THE REQUEST:
Quote the entries word for word. Omit the pictures.

(Records from a data source)
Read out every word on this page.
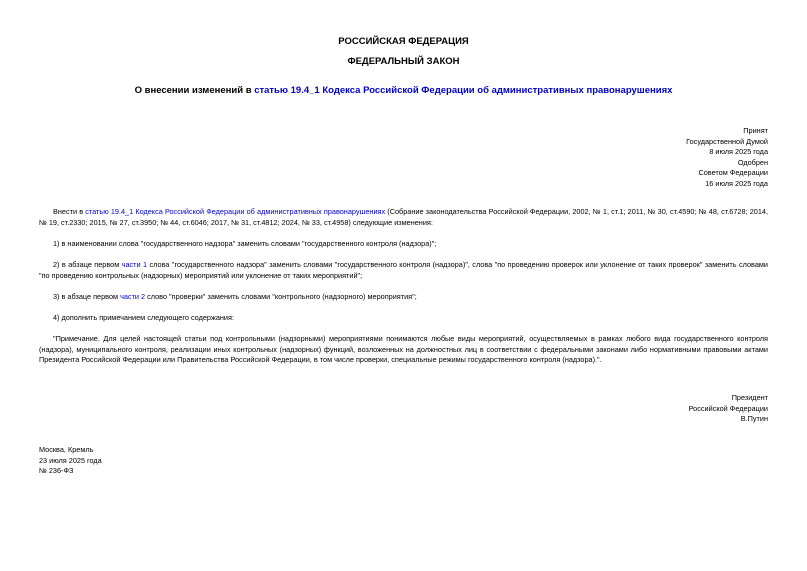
РОССИЙСКАЯ ФЕДЕРАЦИЯ
ФЕДЕРАЛЬНЫЙ ЗАКОН
О внесении изменений в статью 19.4_1 Кодекса Российской Федерации об административных правонарушениях
Принят
Государственной Думой
8 июля 2025 года
Одобрен
Советом Федерации
16 июля 2025 года

Внести в статью 19.4_1 Кодекса Российской Федерации об административных правонарушениях (Собрание законодательства Российской Федерации, 2002, № 1, ст.1; 2011, № 30, ст.4590; № 48, ст.6728; 2014, № 19, ст.2330; 2015, № 27, ст.3950; № 44, ст.6046; 2017, № 31, ст.4812; 2024, № 33, ст.4958) следующие изменения:

1) в наименовании слова "государственного надзора" заменить словами "государственного контроля (надзора)";

2) в абзаце первом части 1 слова "государственного надзора" заменить словами "государственного контроля (надзора)", слова "по проведению проверок или уклонение от таких проверок" заменить словами "по проведению контрольных (надзорных) мероприятий или уклонение от таких мероприятий";

3) в абзаце первом части 2 слово "проверки" заменить словами "контрольного (надзорного) мероприятия";

4) дополнить примечанием следующего содержания:

"Примечание. Для целей настоящей статьи под контрольными (надзорными) мероприятиями понимаются любые виды мероприятий, осуществляемых в рамках любого вида государственного контроля (надзора), муниципального контроля, реализации иных контрольных (надзорных) функций, возложенных на должностных лиц в соответствии с федеральными законами либо нормативными правовыми актами Президента Российской Федерации или Правительства Российской Федерации, в том числе проверки, специальные режимы государственного контроля (надзора).".

Президент
Российской Федерации
В.Путин
Москва, Кремль
23 июля 2025 года
№ 236-ФЗ
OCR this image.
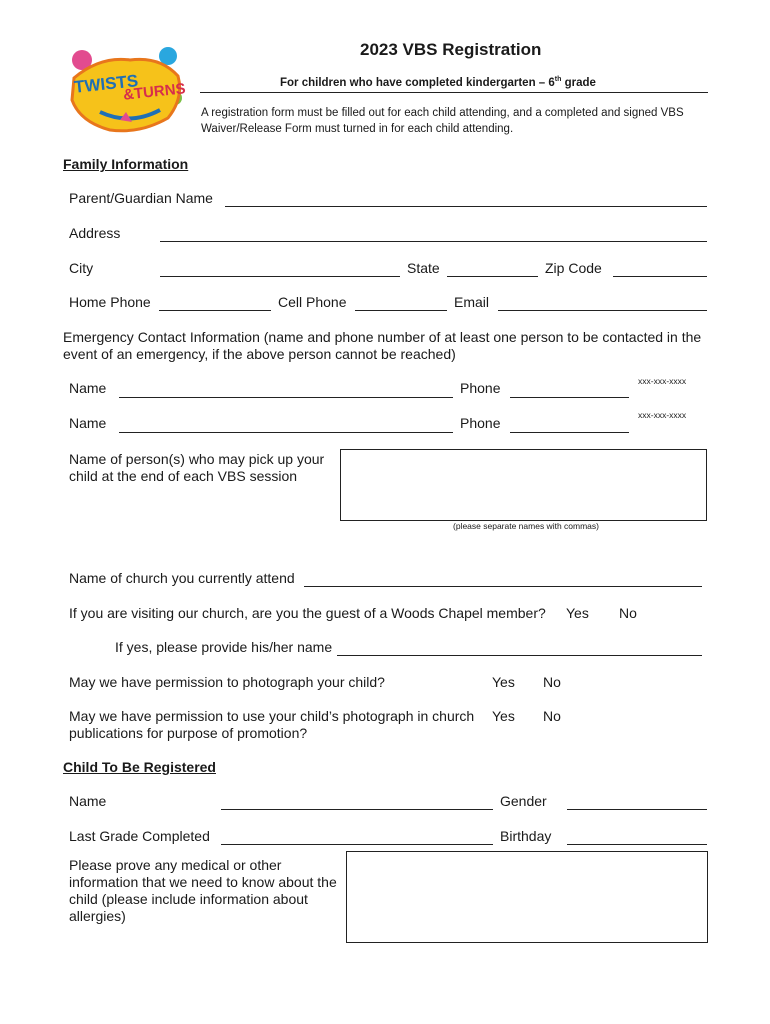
TWISTS
&TURNS
2023 VBS Registration
For children who have completed kindergarten – 6th grade
A registration form must be filled out for each child attending, and a completed and signed VBS Waiver/Release Form must turned in for each child attending.
Family Information
Parent/Guardian Name
Address
City	State	Zip Code
Home Phone	Cell Phone	Email
Emergency Contact Information (name and phone number of at least one person to be contacted in the event of an emergency, if the above person cannot be reached)
Name	Phone	xxx-xxx-xxxx
Name	Phone	xxx-xxx-xxxx
Name of person(s) who may pick up your child at the end of each VBS session
(please separate names with commas)
Name of church you currently attend
If you are visiting our church, are you the guest of a Woods Chapel member? Yes No
If yes, please provide his/her name
May we have permission to photograph your child?	Yes No
May we have permission to use your child’s photograph in church publications for purpose of promotion?
Yes No
Child To Be Registered
Name	Gender
Last Grade Completed	Birthday
Please prove any medical or other information that we need to know about the child (please include information about allergies)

WRITTEN ANSWER:
Read out every word on this page.
РОССИЙСКАЯ ФЕДЕРАЦИЯ
ФЕДЕРАЛЬНЫЙ ЗАКОН
О внесении изменений в статью 19.4_1 Кодекса Российской Федерации об административных правонарушениях
Принят
Государственной Думой
8 июля 2025 года
Одобрен
Советом Федерации
16 июля 2025 года

Внести в статью 19.4_1 Кодекса Российской Федерации об административных правонарушениях (Собрание законодательства Российской Федерации, 2002, № 1, ст.1; 2011, № 30, ст.4590; № 48, ст.6728; 2014, № 19, ст.2330; 2015, № 27, ст.3950; № 44, ст.6046; 2017, № 31, ст.4812; 2024, № 33, ст.4958) следующие изменения:

1) в наименовании слова "государственного надзора" заменить словами "государственного контроля (надзора)";

2) в абзаце первом части 1 слова "государственного надзора" заменить словами "государственного контроля (надзора)", слова "по проведению проверок или уклонение от таких проверок" заменить словами "по проведению контрольных (надзорных) мероприятий или уклонение от таких мероприятий";

3) в абзаце первом части 2 слово "проверки" заменить словами "контрольного (надзорного) мероприятия";

4) дополнить примечанием следующего содержания:

"Примечание. Для целей настоящей статьи под контрольными (надзорными) мероприятиями понимаются любые виды мероприятий, осуществляемых в рамках любого вида государственного контроля (надзора), муниципального контроля, реализации иных контрольных (надзорных) функций, возложенных на должностных лиц в соответствии с федеральными законами либо нормативными правовыми актами Президента Российской Федерации или Правительства Российской Федерации, в том числе проверки, специальные режимы государственного контроля (надзора).".

Президент
Российской Федерации
В.Путин
Москва, Кремль
23 июля 2025 года
№ 236-ФЗ
OCR this image.
TWISTS
&TURNS
2023 VBS Registration
For children who have completed kindergarten – 6th grade
A registration form must be filled out for each child attending, and a completed and signed VBS Waiver/Release Form must turned in for each child attending.
Family Information
Parent/Guardian Name
Address
City	State	Zip Code
Home Phone	Cell Phone	Email
Emergency Contact Information (name and phone number of at least one person to be contacted in the event of an emergency, if the above person cannot be reached)
Name	Phone	xxx-xxx-xxxx
Name	Phone	xxx-xxx-xxxx
Name of person(s) who may pick up your child at the end of each VBS session
(please separate names with commas)
Name of church you currently attend
If you are visiting our church, are you the guest of a Woods Chapel member? Yes No
If yes, please provide his/her name
May we have permission to photograph your child?	Yes No
May we have permission to use your child’s photograph in church publications for purpose of promotion?
Yes No
Child To Be Registered
Name	Gender
Last Grade Completed	Birthday
Please prove any medical or other information that we need to know about the child (please include information about allergies)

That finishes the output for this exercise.